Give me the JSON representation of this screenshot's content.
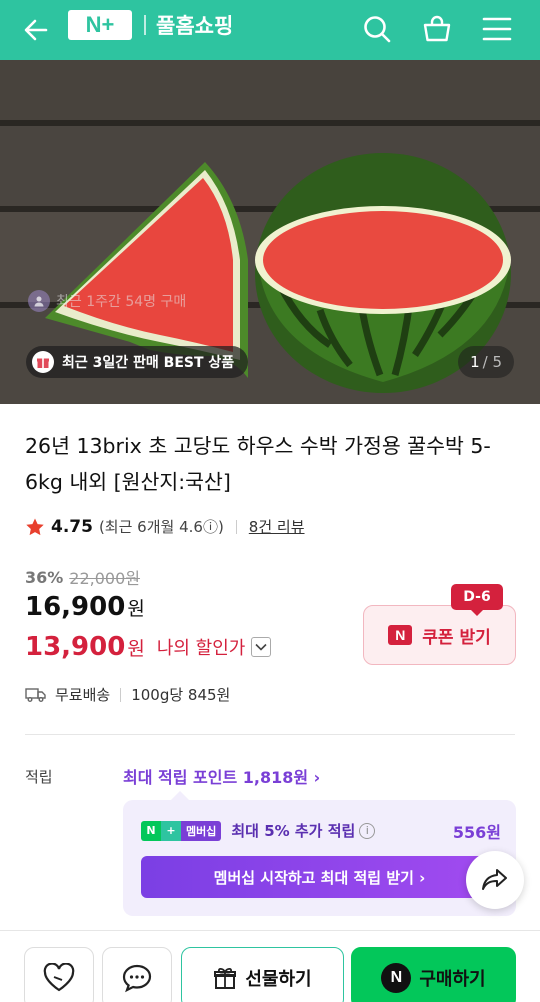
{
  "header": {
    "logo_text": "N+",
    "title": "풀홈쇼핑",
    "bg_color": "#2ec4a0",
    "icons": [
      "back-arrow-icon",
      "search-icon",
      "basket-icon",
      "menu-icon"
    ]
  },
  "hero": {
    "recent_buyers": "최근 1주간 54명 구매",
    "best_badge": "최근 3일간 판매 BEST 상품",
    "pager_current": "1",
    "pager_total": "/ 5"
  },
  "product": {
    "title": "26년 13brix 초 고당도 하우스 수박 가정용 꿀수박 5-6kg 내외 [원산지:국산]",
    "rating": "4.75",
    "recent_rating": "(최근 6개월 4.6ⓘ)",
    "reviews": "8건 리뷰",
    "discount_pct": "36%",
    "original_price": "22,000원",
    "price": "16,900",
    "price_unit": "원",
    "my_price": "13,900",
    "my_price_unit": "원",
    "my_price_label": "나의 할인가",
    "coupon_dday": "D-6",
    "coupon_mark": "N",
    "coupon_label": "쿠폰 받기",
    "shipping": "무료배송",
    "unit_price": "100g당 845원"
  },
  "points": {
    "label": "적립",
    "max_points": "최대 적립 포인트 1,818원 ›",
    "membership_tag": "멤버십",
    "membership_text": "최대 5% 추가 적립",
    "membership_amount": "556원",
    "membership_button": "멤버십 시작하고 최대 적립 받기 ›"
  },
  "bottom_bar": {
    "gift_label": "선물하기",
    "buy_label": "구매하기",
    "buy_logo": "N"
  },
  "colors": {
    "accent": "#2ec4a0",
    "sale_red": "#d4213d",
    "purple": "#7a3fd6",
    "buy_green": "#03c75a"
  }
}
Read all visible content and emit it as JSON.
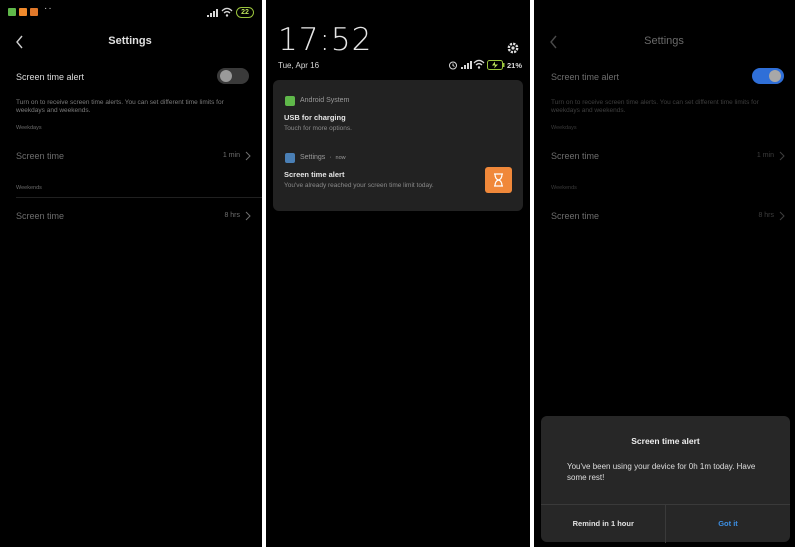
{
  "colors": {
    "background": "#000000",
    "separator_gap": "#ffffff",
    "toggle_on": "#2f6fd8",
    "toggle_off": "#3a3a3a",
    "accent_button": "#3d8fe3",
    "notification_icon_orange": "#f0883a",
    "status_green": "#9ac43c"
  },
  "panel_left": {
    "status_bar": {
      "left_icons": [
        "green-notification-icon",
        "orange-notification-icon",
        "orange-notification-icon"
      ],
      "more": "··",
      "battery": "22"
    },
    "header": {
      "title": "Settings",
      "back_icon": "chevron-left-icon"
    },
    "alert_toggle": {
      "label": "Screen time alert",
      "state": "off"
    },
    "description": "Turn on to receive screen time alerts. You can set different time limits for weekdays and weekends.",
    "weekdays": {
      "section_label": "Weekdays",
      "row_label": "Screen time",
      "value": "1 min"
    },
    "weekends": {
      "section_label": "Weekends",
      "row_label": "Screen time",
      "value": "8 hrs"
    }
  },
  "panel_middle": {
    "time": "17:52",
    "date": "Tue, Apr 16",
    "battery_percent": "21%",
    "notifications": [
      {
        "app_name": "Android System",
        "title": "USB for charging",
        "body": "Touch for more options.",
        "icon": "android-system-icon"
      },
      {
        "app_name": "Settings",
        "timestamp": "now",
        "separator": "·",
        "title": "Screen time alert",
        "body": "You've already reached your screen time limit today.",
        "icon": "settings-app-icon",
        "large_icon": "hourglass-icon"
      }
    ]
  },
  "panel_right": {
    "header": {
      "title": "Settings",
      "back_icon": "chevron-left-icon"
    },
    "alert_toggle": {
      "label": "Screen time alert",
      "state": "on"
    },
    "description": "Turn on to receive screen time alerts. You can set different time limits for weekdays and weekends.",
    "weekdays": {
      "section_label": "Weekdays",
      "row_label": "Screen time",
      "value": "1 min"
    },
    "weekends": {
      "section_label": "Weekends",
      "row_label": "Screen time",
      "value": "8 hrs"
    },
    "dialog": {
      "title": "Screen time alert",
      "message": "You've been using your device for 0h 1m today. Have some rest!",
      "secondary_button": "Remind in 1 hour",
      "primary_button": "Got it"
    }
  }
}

....

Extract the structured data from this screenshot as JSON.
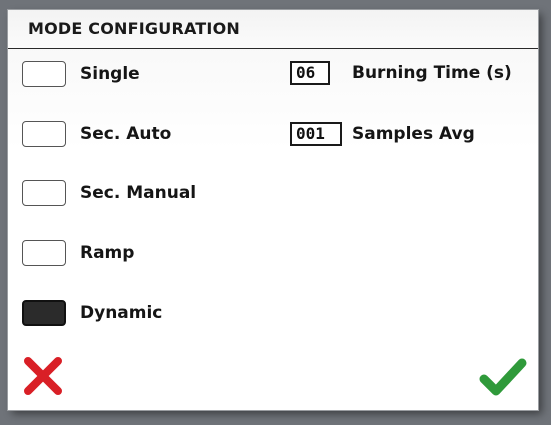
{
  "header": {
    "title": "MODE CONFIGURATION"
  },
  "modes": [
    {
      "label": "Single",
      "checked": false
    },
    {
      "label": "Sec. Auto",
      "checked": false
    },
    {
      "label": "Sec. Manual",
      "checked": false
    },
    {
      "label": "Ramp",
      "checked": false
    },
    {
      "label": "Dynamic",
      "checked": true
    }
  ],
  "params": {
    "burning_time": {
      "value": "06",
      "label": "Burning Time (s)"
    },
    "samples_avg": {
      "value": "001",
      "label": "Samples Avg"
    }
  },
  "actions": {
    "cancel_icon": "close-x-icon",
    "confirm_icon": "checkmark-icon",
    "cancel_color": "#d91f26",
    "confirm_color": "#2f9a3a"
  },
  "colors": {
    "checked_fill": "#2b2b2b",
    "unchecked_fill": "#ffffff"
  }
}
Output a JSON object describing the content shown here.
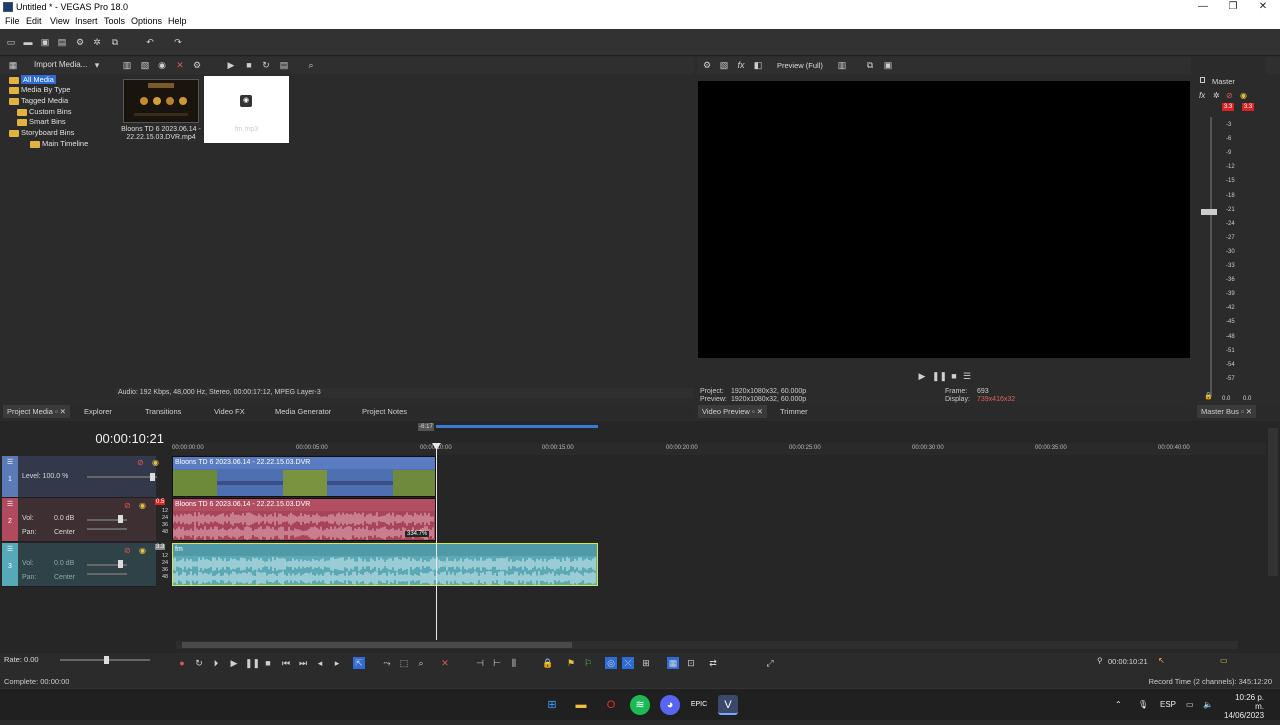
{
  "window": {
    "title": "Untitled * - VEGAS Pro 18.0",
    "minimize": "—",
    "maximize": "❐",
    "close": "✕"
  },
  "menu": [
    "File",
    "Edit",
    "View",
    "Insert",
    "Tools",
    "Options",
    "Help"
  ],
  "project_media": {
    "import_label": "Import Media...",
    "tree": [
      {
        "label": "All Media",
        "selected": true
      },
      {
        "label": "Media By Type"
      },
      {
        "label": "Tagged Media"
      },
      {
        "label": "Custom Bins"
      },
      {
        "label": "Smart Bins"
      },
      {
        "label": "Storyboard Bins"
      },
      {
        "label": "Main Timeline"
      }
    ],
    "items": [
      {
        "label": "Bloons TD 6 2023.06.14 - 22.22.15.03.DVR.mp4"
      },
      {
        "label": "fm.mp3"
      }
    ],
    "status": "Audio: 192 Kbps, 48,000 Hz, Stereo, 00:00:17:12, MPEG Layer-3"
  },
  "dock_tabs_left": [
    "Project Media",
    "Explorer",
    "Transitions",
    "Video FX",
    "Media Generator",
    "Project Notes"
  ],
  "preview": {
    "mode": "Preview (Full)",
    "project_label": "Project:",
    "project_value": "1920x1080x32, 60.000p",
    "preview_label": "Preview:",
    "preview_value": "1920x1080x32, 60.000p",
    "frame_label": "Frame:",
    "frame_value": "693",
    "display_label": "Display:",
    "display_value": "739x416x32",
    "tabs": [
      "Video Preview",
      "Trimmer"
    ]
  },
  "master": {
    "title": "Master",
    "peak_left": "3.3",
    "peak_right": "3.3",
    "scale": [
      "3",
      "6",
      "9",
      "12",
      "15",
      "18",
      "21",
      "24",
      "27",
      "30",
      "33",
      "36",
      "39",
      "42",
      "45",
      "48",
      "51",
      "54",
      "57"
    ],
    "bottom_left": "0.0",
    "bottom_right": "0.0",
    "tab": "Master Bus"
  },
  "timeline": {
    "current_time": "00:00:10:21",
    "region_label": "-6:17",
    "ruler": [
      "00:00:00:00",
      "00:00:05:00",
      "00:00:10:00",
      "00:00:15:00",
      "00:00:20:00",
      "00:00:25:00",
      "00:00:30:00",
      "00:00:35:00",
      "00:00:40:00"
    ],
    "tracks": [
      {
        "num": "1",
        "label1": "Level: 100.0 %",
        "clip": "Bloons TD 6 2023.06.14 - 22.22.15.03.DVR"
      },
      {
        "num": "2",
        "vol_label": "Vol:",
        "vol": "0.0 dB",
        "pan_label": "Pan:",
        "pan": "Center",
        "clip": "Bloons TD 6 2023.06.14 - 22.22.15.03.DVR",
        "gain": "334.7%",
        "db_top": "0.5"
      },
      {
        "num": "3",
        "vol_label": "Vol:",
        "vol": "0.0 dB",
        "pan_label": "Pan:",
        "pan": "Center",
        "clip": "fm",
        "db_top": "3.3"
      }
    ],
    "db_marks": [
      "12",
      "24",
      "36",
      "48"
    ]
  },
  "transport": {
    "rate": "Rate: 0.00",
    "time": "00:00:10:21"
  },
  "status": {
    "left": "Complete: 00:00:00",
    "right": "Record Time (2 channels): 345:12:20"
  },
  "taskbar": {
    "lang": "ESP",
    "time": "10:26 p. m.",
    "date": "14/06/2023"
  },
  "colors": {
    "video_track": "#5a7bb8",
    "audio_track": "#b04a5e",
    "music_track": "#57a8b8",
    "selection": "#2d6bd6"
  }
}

....

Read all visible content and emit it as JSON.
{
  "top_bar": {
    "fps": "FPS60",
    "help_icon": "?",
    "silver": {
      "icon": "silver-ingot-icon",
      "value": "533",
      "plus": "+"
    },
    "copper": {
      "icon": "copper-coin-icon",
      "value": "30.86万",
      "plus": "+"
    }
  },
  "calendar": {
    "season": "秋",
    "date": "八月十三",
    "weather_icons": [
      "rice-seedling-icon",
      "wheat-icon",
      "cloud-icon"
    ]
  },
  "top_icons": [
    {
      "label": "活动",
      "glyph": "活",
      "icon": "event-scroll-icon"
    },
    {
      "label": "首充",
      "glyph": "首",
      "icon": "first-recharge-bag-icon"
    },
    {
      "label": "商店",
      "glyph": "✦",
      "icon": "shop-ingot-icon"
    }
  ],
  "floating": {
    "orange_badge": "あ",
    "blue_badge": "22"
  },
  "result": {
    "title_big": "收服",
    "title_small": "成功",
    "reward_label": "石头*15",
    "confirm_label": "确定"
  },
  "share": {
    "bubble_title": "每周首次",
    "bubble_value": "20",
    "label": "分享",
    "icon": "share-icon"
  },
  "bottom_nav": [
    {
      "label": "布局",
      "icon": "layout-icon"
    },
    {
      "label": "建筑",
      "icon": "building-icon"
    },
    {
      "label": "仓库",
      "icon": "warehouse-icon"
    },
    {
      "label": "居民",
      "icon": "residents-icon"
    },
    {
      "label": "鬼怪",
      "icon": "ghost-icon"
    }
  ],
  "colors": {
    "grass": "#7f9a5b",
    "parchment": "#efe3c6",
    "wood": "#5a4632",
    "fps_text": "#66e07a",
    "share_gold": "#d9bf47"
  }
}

....

_Exercise_: Determine how many lines of the data contain the word "Bins", and reply with that number only.

_Exercise solution_: 3